- Exercise brief
Copy all lines holding the word "structure" from the entries.

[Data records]
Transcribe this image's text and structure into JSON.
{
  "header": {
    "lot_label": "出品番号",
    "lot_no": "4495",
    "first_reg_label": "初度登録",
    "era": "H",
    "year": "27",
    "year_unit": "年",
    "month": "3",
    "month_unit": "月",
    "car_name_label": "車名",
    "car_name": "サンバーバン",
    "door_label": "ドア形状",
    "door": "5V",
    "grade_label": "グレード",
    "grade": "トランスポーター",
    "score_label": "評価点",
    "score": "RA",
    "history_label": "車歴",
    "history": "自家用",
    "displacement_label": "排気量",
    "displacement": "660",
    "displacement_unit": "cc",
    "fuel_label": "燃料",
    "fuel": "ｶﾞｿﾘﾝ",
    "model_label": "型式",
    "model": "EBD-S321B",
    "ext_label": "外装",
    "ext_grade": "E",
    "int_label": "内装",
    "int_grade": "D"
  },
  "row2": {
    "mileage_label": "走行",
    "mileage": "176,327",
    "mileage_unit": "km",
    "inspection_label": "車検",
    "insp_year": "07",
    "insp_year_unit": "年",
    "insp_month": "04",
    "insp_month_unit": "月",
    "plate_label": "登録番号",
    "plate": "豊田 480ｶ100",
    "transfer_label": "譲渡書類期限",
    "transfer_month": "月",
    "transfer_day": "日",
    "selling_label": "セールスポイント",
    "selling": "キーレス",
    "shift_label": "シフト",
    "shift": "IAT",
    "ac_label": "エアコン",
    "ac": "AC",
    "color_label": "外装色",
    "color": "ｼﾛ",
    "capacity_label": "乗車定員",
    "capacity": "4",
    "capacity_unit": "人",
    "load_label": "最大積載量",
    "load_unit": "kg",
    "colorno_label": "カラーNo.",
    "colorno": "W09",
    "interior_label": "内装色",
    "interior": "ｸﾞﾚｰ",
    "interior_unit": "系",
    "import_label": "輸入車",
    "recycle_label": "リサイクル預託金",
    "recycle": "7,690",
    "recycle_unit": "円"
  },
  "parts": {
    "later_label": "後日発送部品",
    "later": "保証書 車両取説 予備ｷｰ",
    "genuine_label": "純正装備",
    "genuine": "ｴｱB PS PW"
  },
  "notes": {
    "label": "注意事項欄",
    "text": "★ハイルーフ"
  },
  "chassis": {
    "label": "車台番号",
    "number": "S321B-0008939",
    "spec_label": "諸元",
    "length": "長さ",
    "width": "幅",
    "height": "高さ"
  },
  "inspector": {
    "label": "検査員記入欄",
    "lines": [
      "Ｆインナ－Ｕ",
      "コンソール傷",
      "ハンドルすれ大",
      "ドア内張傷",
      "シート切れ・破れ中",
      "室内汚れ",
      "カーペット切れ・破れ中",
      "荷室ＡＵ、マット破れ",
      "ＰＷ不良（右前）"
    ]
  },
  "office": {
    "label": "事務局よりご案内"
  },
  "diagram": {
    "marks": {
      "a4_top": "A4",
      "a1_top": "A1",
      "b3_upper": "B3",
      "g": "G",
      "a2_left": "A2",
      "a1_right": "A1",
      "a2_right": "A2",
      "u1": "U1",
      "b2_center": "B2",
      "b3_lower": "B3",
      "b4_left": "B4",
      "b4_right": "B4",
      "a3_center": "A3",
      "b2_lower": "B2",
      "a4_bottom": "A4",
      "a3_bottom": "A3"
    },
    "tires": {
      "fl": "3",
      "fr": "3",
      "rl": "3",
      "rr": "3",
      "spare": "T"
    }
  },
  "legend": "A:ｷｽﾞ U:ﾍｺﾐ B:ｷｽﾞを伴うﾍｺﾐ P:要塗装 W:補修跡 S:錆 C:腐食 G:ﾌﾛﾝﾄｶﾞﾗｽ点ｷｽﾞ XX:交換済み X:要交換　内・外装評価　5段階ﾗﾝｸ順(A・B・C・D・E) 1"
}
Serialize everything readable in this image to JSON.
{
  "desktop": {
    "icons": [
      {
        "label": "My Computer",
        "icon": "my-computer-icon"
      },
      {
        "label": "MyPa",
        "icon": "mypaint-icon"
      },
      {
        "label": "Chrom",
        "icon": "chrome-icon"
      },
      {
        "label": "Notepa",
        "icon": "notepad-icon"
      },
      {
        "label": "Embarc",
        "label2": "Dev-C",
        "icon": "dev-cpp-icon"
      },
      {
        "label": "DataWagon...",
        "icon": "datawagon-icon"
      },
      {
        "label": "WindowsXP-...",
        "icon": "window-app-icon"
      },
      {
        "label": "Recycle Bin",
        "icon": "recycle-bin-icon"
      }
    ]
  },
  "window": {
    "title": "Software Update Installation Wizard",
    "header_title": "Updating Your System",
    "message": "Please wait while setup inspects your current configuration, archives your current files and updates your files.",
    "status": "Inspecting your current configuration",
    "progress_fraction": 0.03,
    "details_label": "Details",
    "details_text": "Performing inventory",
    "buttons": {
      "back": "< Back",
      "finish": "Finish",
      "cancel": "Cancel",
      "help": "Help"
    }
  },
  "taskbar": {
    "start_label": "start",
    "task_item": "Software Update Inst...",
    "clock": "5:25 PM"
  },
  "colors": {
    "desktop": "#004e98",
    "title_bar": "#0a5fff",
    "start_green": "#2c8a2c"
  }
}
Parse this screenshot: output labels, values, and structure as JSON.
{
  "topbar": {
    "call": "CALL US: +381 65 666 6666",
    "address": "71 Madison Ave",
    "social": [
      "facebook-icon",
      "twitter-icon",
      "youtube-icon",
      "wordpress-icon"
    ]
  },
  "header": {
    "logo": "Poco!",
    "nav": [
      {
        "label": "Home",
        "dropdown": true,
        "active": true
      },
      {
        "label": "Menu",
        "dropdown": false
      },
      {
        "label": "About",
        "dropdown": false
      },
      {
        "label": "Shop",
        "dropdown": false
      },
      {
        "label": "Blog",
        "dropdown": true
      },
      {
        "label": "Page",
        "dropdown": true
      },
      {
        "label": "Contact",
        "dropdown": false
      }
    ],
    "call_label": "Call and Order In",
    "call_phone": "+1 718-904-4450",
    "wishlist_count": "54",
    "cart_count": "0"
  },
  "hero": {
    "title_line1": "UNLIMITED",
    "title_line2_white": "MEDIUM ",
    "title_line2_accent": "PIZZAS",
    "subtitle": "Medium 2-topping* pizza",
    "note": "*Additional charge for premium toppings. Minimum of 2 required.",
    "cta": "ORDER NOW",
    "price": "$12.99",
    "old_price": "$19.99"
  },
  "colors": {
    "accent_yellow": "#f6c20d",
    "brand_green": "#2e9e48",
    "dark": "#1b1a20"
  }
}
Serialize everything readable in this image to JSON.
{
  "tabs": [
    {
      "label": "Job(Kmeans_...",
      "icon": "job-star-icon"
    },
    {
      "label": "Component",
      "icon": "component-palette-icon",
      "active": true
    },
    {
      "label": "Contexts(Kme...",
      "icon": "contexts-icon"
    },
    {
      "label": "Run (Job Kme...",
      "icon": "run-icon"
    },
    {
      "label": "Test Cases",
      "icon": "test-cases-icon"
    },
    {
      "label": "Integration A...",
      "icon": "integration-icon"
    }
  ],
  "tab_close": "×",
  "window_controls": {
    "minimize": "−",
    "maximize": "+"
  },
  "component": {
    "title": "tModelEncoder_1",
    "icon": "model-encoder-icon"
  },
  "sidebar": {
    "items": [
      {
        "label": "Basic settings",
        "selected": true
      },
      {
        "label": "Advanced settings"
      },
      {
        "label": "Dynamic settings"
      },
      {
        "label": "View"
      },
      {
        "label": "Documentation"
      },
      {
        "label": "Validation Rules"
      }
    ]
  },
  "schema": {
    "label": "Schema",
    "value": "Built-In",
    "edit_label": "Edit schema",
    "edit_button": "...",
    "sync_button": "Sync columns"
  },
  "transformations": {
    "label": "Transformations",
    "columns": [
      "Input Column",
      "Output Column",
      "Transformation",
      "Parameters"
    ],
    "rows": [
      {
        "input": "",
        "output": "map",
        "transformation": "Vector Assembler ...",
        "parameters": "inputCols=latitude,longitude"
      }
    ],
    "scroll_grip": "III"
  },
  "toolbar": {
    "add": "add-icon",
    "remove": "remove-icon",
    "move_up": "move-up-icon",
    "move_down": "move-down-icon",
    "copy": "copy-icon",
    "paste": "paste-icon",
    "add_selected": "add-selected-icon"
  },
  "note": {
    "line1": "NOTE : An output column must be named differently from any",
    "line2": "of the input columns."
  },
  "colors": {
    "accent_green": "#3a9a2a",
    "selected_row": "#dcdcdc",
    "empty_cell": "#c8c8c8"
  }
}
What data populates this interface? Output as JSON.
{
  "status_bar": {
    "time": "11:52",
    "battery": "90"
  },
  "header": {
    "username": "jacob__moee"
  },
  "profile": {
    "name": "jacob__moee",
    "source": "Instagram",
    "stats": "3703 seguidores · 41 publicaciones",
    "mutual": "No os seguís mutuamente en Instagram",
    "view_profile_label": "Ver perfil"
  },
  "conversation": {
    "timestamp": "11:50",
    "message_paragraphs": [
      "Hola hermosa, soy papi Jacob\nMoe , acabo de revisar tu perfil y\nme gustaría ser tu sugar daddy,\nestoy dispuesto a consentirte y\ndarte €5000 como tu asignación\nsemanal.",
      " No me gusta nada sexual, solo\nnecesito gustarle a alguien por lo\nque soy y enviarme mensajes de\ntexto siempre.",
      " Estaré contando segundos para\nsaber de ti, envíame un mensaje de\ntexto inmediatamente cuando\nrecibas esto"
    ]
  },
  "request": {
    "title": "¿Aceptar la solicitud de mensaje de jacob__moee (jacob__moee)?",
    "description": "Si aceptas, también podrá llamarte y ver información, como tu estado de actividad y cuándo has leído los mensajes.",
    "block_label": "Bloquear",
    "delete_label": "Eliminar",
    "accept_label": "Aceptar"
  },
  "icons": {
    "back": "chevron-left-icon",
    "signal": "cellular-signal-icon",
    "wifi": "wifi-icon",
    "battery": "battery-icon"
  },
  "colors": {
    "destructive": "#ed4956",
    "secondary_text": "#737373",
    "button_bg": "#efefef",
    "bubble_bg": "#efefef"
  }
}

- Expected output
Transcribe this image's text and structure into JSON.
Parse this screenshot: output labels, values, and structure as JSON.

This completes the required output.